GOAL OF THE EXERCISE. Your task is to copy every line of this material exactly.

(Data entries for graphics)
.....

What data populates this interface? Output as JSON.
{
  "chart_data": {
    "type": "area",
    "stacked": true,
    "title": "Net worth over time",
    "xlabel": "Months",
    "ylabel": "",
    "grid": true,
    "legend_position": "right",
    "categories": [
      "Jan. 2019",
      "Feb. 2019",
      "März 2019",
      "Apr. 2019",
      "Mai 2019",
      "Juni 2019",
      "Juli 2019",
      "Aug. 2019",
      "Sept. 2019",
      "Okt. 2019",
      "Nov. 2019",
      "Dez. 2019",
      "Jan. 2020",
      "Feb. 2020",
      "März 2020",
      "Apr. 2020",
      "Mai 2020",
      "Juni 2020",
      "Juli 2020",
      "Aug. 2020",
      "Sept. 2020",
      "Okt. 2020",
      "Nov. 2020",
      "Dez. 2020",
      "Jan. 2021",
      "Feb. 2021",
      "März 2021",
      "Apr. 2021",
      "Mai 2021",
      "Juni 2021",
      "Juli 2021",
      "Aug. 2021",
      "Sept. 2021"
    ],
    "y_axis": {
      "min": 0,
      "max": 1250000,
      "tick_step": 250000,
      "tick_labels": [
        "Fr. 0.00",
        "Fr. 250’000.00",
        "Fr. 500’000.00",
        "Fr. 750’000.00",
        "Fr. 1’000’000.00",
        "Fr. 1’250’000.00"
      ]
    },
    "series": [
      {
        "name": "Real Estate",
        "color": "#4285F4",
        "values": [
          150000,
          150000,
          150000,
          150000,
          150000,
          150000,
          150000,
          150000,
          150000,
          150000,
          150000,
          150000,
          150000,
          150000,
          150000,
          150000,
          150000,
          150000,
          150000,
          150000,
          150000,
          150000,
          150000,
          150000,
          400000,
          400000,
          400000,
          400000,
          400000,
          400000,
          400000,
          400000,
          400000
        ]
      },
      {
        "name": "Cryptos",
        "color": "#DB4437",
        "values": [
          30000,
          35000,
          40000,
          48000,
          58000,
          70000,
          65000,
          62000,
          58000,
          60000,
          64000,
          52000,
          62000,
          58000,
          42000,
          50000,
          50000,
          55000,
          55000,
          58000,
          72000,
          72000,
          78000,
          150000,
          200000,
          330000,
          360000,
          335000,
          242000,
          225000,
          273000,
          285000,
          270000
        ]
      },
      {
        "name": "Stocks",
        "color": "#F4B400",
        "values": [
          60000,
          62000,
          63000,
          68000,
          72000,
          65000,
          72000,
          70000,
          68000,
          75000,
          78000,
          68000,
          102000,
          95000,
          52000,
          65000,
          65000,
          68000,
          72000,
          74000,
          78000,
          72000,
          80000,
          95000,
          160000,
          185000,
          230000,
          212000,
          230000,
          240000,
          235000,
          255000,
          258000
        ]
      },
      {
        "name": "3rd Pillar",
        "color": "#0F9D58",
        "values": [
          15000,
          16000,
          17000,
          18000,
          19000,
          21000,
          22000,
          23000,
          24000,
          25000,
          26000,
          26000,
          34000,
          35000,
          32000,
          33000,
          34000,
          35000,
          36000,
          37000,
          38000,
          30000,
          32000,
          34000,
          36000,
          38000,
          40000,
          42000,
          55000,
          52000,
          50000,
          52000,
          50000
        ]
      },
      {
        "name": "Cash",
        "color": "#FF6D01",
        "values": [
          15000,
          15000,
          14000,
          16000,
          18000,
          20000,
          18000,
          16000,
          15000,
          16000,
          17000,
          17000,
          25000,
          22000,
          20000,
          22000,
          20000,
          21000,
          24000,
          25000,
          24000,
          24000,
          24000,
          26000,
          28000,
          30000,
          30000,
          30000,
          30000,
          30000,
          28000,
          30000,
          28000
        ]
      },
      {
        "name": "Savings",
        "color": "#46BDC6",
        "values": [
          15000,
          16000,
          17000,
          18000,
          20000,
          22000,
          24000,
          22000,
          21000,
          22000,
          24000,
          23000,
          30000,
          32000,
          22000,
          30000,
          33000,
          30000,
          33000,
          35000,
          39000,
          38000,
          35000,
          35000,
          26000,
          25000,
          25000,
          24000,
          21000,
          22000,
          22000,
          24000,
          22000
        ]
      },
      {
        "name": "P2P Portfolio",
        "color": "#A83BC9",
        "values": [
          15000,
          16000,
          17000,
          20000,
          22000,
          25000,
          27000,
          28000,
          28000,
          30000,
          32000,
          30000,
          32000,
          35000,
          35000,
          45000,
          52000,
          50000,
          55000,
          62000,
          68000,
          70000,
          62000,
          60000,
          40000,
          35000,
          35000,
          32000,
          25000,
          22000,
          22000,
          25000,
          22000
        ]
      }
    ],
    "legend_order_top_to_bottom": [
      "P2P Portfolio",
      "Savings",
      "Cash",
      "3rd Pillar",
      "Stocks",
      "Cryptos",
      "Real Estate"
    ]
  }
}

.....

FINAL ANSWER.
What data populates this interface? Output as JSON.
{
  "chart_data": {
    "type": "area",
    "stacked": true,
    "title": "Net worth over time",
    "xlabel": "Months",
    "ylabel": "",
    "grid": true,
    "legend_position": "right",
    "categories": [
      "Jan. 2019",
      "Feb. 2019",
      "März 2019",
      "Apr. 2019",
      "Mai 2019",
      "Juni 2019",
      "Juli 2019",
      "Aug. 2019",
      "Sept. 2019",
      "Okt. 2019",
      "Nov. 2019",
      "Dez. 2019",
      "Jan. 2020",
      "Feb. 2020",
      "März 2020",
      "Apr. 2020",
      "Mai 2020",
      "Juni 2020",
      "Juli 2020",
      "Aug. 2020",
      "Sept. 2020",
      "Okt. 2020",
      "Nov. 2020",
      "Dez. 2020",
      "Jan. 2021",
      "Feb. 2021",
      "März 2021",
      "Apr. 2021",
      "Mai 2021",
      "Juni 2021",
      "Juli 2021",
      "Aug. 2021",
      "Sept. 2021"
    ],
    "y_axis": {
      "min": 0,
      "max": 1250000,
      "tick_step": 250000,
      "tick_labels": [
        "Fr. 0.00",
        "Fr. 250’000.00",
        "Fr. 500’000.00",
        "Fr. 750’000.00",
        "Fr. 1’000’000.00",
        "Fr. 1’250’000.00"
      ]
    },
    "series": [
      {
        "name": "Real Estate",
        "color": "#4285F4",
        "values": [
          150000,
          150000,
          150000,
          150000,
          150000,
          150000,
          150000,
          150000,
          150000,
          150000,
          150000,
          150000,
          150000,
          150000,
          150000,
          150000,
          150000,
          150000,
          150000,
          150000,
          150000,
          150000,
          150000,
          150000,
          400000,
          400000,
          400000,
          400000,
          400000,
          400000,
          400000,
          400000,
          400000
        ]
      },
      {
        "name": "Cryptos",
        "color": "#DB4437",
        "values": [
          30000,
          35000,
          40000,
          48000,
          58000,
          70000,
          65000,
          62000,
          58000,
          60000,
          64000,
          52000,
          62000,
          58000,
          42000,
          50000,
          50000,
          55000,
          55000,
          58000,
          72000,
          72000,
          78000,
          150000,
          200000,
          330000,
          360000,
          335000,
          242000,
          225000,
          273000,
          285000,
          270000
        ]
      },
      {
        "name": "Stocks",
        "color": "#F4B400",
        "values": [
          60000,
          62000,
          63000,
          68000,
          72000,
          65000,
          72000,
          70000,
          68000,
          75000,
          78000,
          68000,
          102000,
          95000,
          52000,
          65000,
          65000,
          68000,
          72000,
          74000,
          78000,
          72000,
          80000,
          95000,
          160000,
          185000,
          230000,
          212000,
          230000,
          240000,
          235000,
          255000,
          258000
        ]
      },
      {
        "name": "3rd Pillar",
        "color": "#0F9D58",
        "values": [
          15000,
          16000,
          17000,
          18000,
          19000,
          21000,
          22000,
          23000,
          24000,
          25000,
          26000,
          26000,
          34000,
          35000,
          32000,
          33000,
          34000,
          35000,
          36000,
          37000,
          38000,
          30000,
          32000,
          34000,
          36000,
          38000,
          40000,
          42000,
          55000,
          52000,
          50000,
          52000,
          50000
        ]
      },
      {
        "name": "Cash",
        "color": "#FF6D01",
        "values": [
          15000,
          15000,
          14000,
          16000,
          18000,
          20000,
          18000,
          16000,
          15000,
          16000,
          17000,
          17000,
          25000,
          22000,
          20000,
          22000,
          20000,
          21000,
          24000,
          25000,
          24000,
          24000,
          24000,
          26000,
          28000,
          30000,
          30000,
          30000,
          30000,
          30000,
          28000,
          30000,
          28000
        ]
      },
      {
        "name": "Savings",
        "color": "#46BDC6",
        "values": [
          15000,
          16000,
          17000,
          18000,
          20000,
          22000,
          24000,
          22000,
          21000,
          22000,
          24000,
          23000,
          30000,
          32000,
          22000,
          30000,
          33000,
          30000,
          33000,
          35000,
          39000,
          38000,
          35000,
          35000,
          26000,
          25000,
          25000,
          24000,
          21000,
          22000,
          22000,
          24000,
          22000
        ]
      },
      {
        "name": "P2P Portfolio",
        "color": "#A83BC9",
        "values": [
          15000,
          16000,
          17000,
          20000,
          22000,
          25000,
          27000,
          28000,
          28000,
          30000,
          32000,
          30000,
          32000,
          35000,
          35000,
          45000,
          52000,
          50000,
          55000,
          62000,
          68000,
          70000,
          62000,
          60000,
          40000,
          35000,
          35000,
          32000,
          25000,
          22000,
          22000,
          25000,
          22000
        ]
      }
    ],
    "legend_order_top_to_bottom": [
      "P2P Portfolio",
      "Savings",
      "Cash",
      "3rd Pillar",
      "Stocks",
      "Cryptos",
      "Real Estate"
    ]
  }
}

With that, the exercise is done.